Data supplied:
***

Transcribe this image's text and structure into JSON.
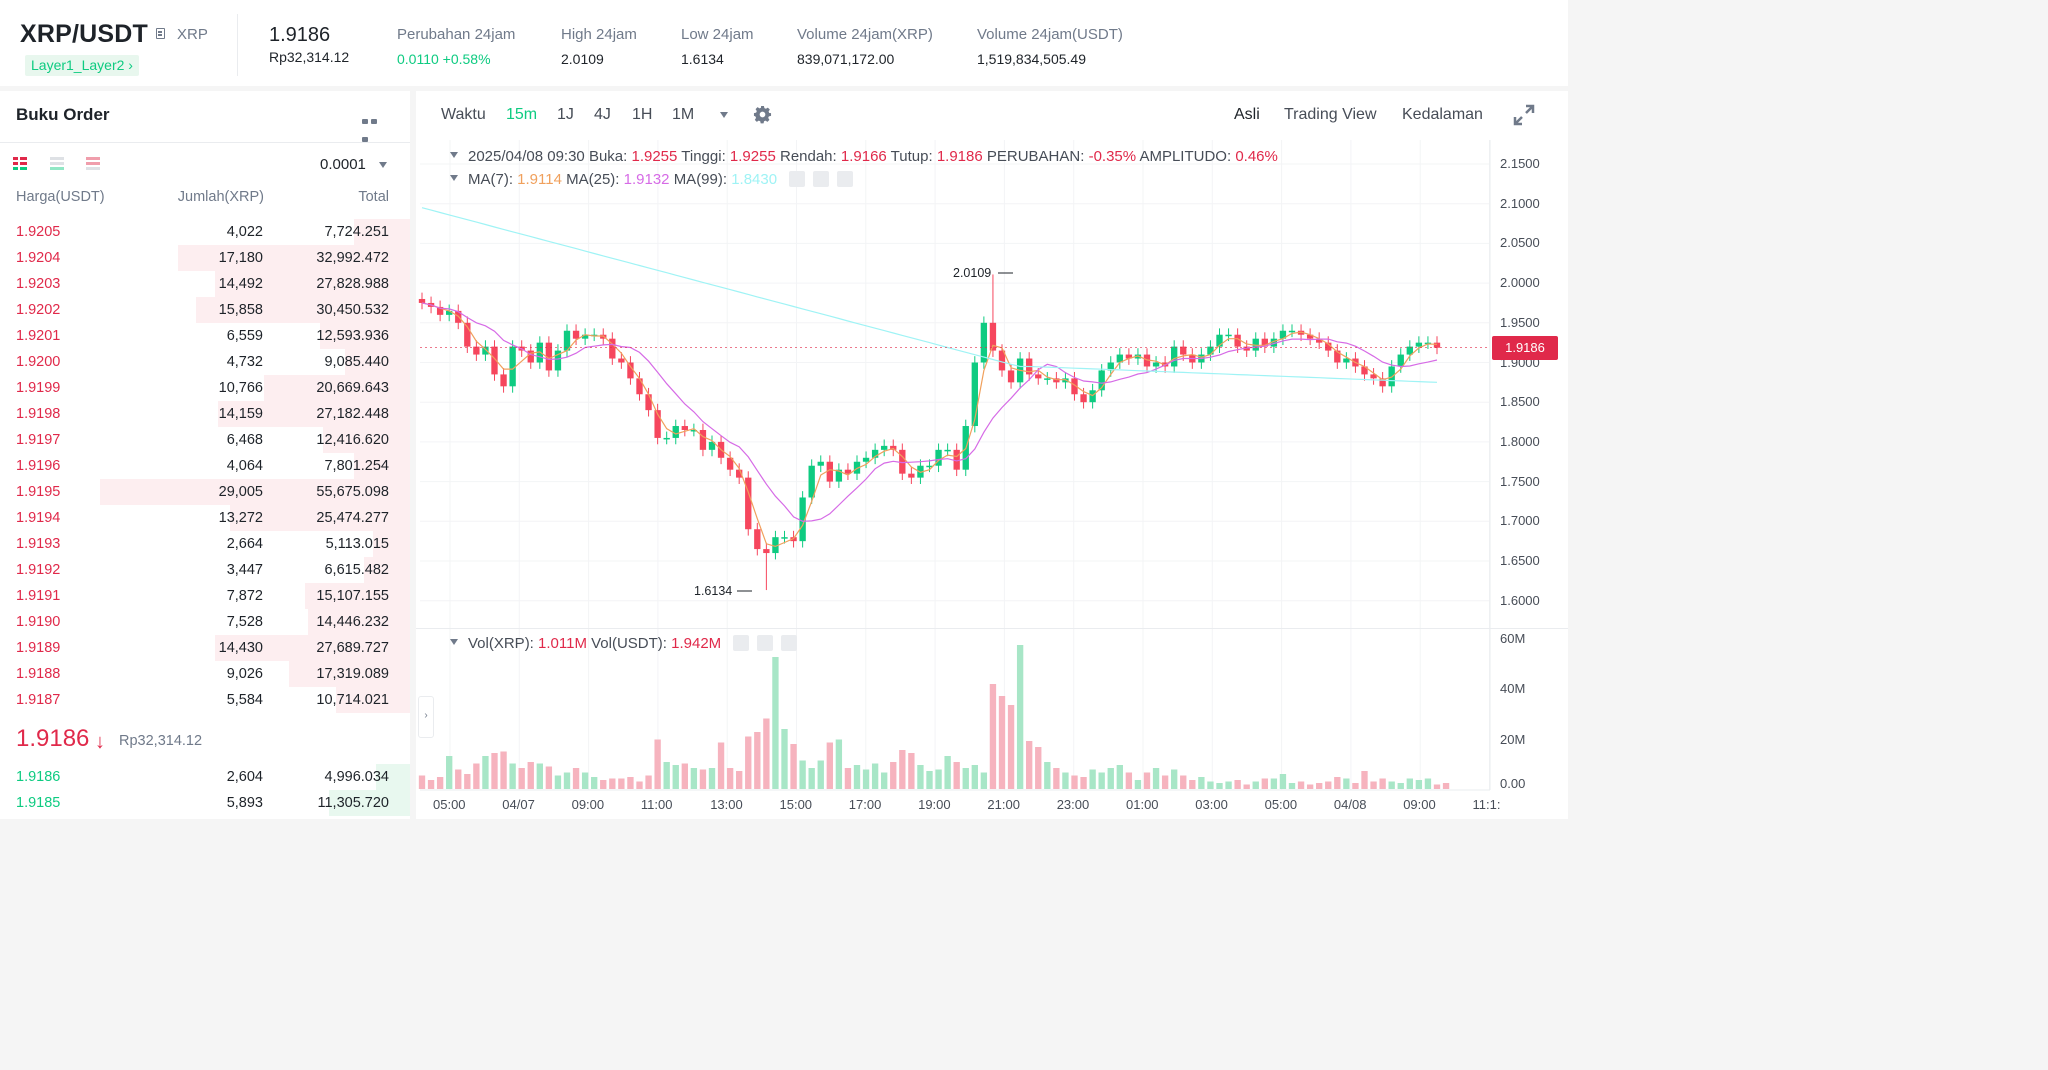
{
  "header": {
    "pair": "XRP/USDT",
    "coin": "XRP",
    "tag": "Layer1_Layer2",
    "last_price": "1.9186",
    "last_price_idr": "Rp32,314.12",
    "stats": [
      {
        "label": "Perubahan 24jam",
        "value": "0.0110 +0.58%",
        "color": "green"
      },
      {
        "label": "High 24jam",
        "value": "2.0109",
        "color": "none"
      },
      {
        "label": "Low 24jam",
        "value": "1.6134",
        "color": "none"
      },
      {
        "label": "Volume 24jam(XRP)",
        "value": "839,071,172.00",
        "color": "none"
      },
      {
        "label": "Volume 24jam(USDT)",
        "value": "1,519,834,505.49",
        "color": "none"
      }
    ]
  },
  "orderbook": {
    "title": "Buku Order",
    "precision": "0.0001",
    "col_price": "Harga(USDT)",
    "col_amount": "Jumlah(XRP)",
    "col_total": "Total",
    "asks": [
      {
        "price": "1.9205",
        "amount": "4,022",
        "total": "7,724.251",
        "depth": 0.18
      },
      {
        "price": "1.9204",
        "amount": "17,180",
        "total": "32,992.472",
        "depth": 0.75
      },
      {
        "price": "1.9203",
        "amount": "14,492",
        "total": "27,828.988",
        "depth": 0.63
      },
      {
        "price": "1.9202",
        "amount": "15,858",
        "total": "30,450.532",
        "depth": 0.69
      },
      {
        "price": "1.9201",
        "amount": "6,559",
        "total": "12,593.936",
        "depth": 0.29
      },
      {
        "price": "1.9200",
        "amount": "4,732",
        "total": "9,085.440",
        "depth": 0.21
      },
      {
        "price": "1.9199",
        "amount": "10,766",
        "total": "20,669.643",
        "depth": 0.47
      },
      {
        "price": "1.9198",
        "amount": "14,159",
        "total": "27,182.448",
        "depth": 0.62
      },
      {
        "price": "1.9197",
        "amount": "6,468",
        "total": "12,416.620",
        "depth": 0.28
      },
      {
        "price": "1.9196",
        "amount": "4,064",
        "total": "7,801.254",
        "depth": 0.18
      },
      {
        "price": "1.9195",
        "amount": "29,005",
        "total": "55,675.098",
        "depth": 1.0
      },
      {
        "price": "1.9194",
        "amount": "13,272",
        "total": "25,474.277",
        "depth": 0.58
      },
      {
        "price": "1.9193",
        "amount": "2,664",
        "total": "5,113.015",
        "depth": 0.12
      },
      {
        "price": "1.9192",
        "amount": "3,447",
        "total": "6,615.482",
        "depth": 0.15
      },
      {
        "price": "1.9191",
        "amount": "7,872",
        "total": "15,107.155",
        "depth": 0.34
      },
      {
        "price": "1.9190",
        "amount": "7,528",
        "total": "14,446.232",
        "depth": 0.33
      },
      {
        "price": "1.9189",
        "amount": "14,430",
        "total": "27,689.727",
        "depth": 0.63
      },
      {
        "price": "1.9188",
        "amount": "9,026",
        "total": "17,319.089",
        "depth": 0.39
      },
      {
        "price": "1.9187",
        "amount": "5,584",
        "total": "10,714.021",
        "depth": 0.24
      }
    ],
    "last_price": "1.9186",
    "last_arrow": "↓",
    "last_price_idr": "Rp32,314.12",
    "bids": [
      {
        "price": "1.9186",
        "amount": "2,604",
        "total": "4,996.034",
        "depth": 0.11
      },
      {
        "price": "1.9185",
        "amount": "5,893",
        "total": "11,305.720",
        "depth": 0.26
      }
    ]
  },
  "chart": {
    "toolbar": {
      "intervals": [
        "Waktu",
        "15m",
        "1J",
        "4J",
        "1H",
        "1M"
      ],
      "active": "15m",
      "views": [
        "Asli",
        "Trading View",
        "Kedalaman"
      ],
      "active_view": "Asli"
    },
    "info": {
      "date": "2025/04/08 09:30",
      "open_label": "Buka:",
      "open": "1.9255",
      "high_label": "Tinggi:",
      "high": "1.9255",
      "low_label": "Rendah:",
      "low": "1.9166",
      "close_label": "Tutup:",
      "close": "1.9186",
      "change_label": "PERUBAHAN:",
      "change": "-0.35%",
      "amp_label": "AMPLITUDO:",
      "amp": "0.46%"
    },
    "ma": {
      "ma7_label": "MA(7):",
      "ma7": "1.9114",
      "ma25_label": "MA(25):",
      "ma25": "1.9132",
      "ma99_label": "MA(99):",
      "ma99": "1.8430"
    },
    "vol": {
      "xrp_label": "Vol(XRP):",
      "xrp": "1.011M",
      "usdt_label": "Vol(USDT):",
      "usdt": "1.942M"
    },
    "high_marker": "2.0109",
    "low_marker": "1.6134",
    "price_tag": "1.9186",
    "colors": {
      "up": "#0ecb81",
      "down": "#f6465d",
      "ma7": "#f0a05c",
      "ma25": "#d66be6",
      "ma99": "#9ff3f5"
    }
  },
  "chart_data": {
    "type": "candlestick",
    "y_axis": [
      "2.1500",
      "2.1000",
      "2.0500",
      "2.0000",
      "1.9500",
      "1.9000",
      "1.8500",
      "1.8000",
      "1.7500",
      "1.7000",
      "1.6500",
      "1.6000"
    ],
    "vol_axis": [
      "60M",
      "40M",
      "20M",
      "0.00"
    ],
    "x_ticks": [
      "05:00",
      "04/07",
      "09:00",
      "11:00",
      "13:00",
      "15:00",
      "17:00",
      "19:00",
      "21:00",
      "23:00",
      "01:00",
      "03:00",
      "05:00",
      "04/08",
      "09:00",
      "11:1:"
    ],
    "close": [
      1.975,
      1.97,
      1.96,
      1.965,
      1.95,
      1.92,
      1.91,
      1.92,
      1.885,
      1.87,
      1.92,
      1.915,
      1.9,
      1.925,
      1.89,
      1.915,
      1.94,
      1.93,
      1.935,
      1.935,
      1.93,
      1.905,
      1.9,
      1.88,
      1.86,
      1.84,
      1.805,
      1.805,
      1.82,
      1.815,
      1.815,
      1.79,
      1.8,
      1.78,
      1.765,
      1.755,
      1.69,
      1.665,
      1.66,
      1.68,
      1.68,
      1.675,
      1.73,
      1.77,
      1.775,
      1.75,
      1.765,
      1.76,
      1.775,
      1.78,
      1.79,
      1.795,
      1.79,
      1.76,
      1.755,
      1.77,
      1.77,
      1.79,
      1.79,
      1.765,
      1.82,
      1.9,
      1.95,
      1.915,
      1.89,
      1.875,
      1.905,
      1.885,
      1.88,
      1.88,
      1.875,
      1.88,
      1.86,
      1.85,
      1.865,
      1.89,
      1.9,
      1.91,
      1.905,
      1.91,
      1.895,
      1.9,
      1.895,
      1.92,
      1.91,
      1.9,
      1.91,
      1.92,
      1.935,
      1.935,
      1.92,
      1.915,
      1.93,
      1.92,
      1.93,
      1.94,
      1.94,
      1.935,
      1.93,
      1.925,
      1.915,
      1.9,
      1.905,
      1.895,
      1.885,
      1.88,
      1.87,
      1.895,
      1.91,
      1.92,
      1.925,
      1.925,
      1.9186
    ],
    "volume_relative": [
      0.09,
      0.06,
      0.08,
      0.22,
      0.13,
      0.1,
      0.17,
      0.22,
      0.24,
      0.25,
      0.17,
      0.14,
      0.18,
      0.17,
      0.15,
      0.09,
      0.11,
      0.14,
      0.11,
      0.08,
      0.06,
      0.07,
      0.07,
      0.08,
      0.05,
      0.09,
      0.33,
      0.18,
      0.16,
      0.17,
      0.14,
      0.13,
      0.14,
      0.31,
      0.14,
      0.12,
      0.35,
      0.38,
      0.47,
      0.88,
      0.4,
      0.3,
      0.19,
      0.14,
      0.19,
      0.31,
      0.33,
      0.14,
      0.16,
      0.13,
      0.17,
      0.11,
      0.18,
      0.26,
      0.24,
      0.16,
      0.12,
      0.13,
      0.22,
      0.18,
      0.14,
      0.16,
      0.11,
      0.7,
      0.62,
      0.56,
      0.96,
      0.32,
      0.28,
      0.18,
      0.14,
      0.11,
      0.09,
      0.08,
      0.13,
      0.11,
      0.14,
      0.16,
      0.11,
      0.06,
      0.11,
      0.14,
      0.09,
      0.13,
      0.09,
      0.06,
      0.08,
      0.05,
      0.04,
      0.05,
      0.06,
      0.03,
      0.05,
      0.07,
      0.07,
      0.1,
      0.04,
      0.05,
      0.03,
      0.04,
      0.05,
      0.08,
      0.07,
      0.04,
      0.12,
      0.05,
      0.07,
      0.05,
      0.04,
      0.07,
      0.06,
      0.07,
      0.03,
      0.04
    ]
  }
}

***

Stated goal:
Take every line from the data that contains the word "value".

Final result:
        "value": "0.0110 +0.58%",
        "value": "2.0109",
        "value": "1.6134",
        "value": "839,071,172.00",
        "value": "1,519,834,505.49",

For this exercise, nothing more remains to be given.